═════ GIVEN ENTRIES ═════

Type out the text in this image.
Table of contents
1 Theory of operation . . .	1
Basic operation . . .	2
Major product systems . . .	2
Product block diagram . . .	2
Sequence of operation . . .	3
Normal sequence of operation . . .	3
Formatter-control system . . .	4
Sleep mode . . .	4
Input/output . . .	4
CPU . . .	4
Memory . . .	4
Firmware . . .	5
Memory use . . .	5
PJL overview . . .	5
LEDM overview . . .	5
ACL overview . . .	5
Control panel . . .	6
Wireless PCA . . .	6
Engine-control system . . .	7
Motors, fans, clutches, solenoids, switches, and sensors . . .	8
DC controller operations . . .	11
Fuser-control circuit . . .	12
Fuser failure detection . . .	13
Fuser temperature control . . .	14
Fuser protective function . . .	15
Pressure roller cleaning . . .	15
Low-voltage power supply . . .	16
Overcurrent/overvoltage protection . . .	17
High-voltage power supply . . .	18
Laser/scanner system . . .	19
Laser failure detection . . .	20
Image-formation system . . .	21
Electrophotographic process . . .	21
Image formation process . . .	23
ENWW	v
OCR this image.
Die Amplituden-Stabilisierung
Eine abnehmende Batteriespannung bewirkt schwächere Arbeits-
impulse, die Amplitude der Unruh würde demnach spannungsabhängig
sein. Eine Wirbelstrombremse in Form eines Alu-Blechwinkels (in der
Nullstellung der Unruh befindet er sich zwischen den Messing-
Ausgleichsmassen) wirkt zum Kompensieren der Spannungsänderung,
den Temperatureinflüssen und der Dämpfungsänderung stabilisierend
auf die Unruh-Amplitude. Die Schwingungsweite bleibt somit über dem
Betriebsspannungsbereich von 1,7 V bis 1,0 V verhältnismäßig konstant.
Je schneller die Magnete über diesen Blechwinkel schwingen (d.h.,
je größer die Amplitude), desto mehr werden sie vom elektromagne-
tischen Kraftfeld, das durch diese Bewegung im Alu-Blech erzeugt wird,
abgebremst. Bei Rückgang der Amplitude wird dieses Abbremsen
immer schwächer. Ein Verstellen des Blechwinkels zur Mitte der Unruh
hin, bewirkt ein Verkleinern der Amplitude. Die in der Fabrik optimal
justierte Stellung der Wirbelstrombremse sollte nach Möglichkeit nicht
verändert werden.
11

═════

→ EXERCISE DESCRIPTION:
Extract the complete listing verbatim.

→ EXPECTED ANSWER:
Type out the text in this image.
Table of contents
1 Theory of operation . . .	1
Basic operation . . .	2
Major product systems . . .	2
Product block diagram . . .	2
Sequence of operation . . .	3
Normal sequence of operation . . .	3
Formatter-control system . . .	4
Sleep mode . . .	4
Input/output . . .	4
CPU . . .	4
Memory . . .	4
Firmware . . .	5
Memory use . . .	5
PJL overview . . .	5
LEDM overview . . .	5
ACL overview . . .	5
Control panel . . .	6
Wireless PCA . . .	6
Engine-control system . . .	7
Motors, fans, clutches, solenoids, switches, and sensors . . .	8
DC controller operations . . .	11
Fuser-control circuit . . .	12
Fuser failure detection . . .	13
Fuser temperature control . . .	14
Fuser protective function . . .	15
Pressure roller cleaning . . .	15
Low-voltage power supply . . .	16
Overcurrent/overvoltage protection . . .	17
High-voltage power supply . . .	18
Laser/scanner system . . .	19
Laser failure detection . . .	20
Image-formation system . . .	21
Electrophotographic process . . .	21
Image formation process . . .	23
ENWW	v
OCR this image.
Die Amplituden-Stabilisierung
Eine abnehmende Batteriespannung bewirkt schwächere Arbeits-
impulse, die Amplitude der Unruh würde demnach spannungsabhängig
sein. Eine Wirbelstrombremse in Form eines Alu-Blechwinkels (in der
Nullstellung der Unruh befindet er sich zwischen den Messing-
Ausgleichsmassen) wirkt zum Kompensieren der Spannungsänderung,
den Temperatureinflüssen und der Dämpfungsänderung stabilisierend
auf die Unruh-Amplitude. Die Schwingungsweite bleibt somit über dem
Betriebsspannungsbereich von 1,7 V bis 1,0 V verhältnismäßig konstant.
Je schneller die Magnete über diesen Blechwinkel schwingen (d.h.,
je größer die Amplitude), desto mehr werden sie vom elektromagne-
tischen Kraftfeld, das durch diese Bewegung im Alu-Blech erzeugt wird,
abgebremst. Bei Rückgang der Amplitude wird dieses Abbremsen
immer schwächer. Ein Verstellen des Blechwinkels zur Mitte der Unruh
hin, bewirkt ein Verkleinern der Amplitude. Die in der Fabrik optimal
justierte Stellung der Wirbelstrombremse sollte nach Möglichkeit nicht
verändert werden.
11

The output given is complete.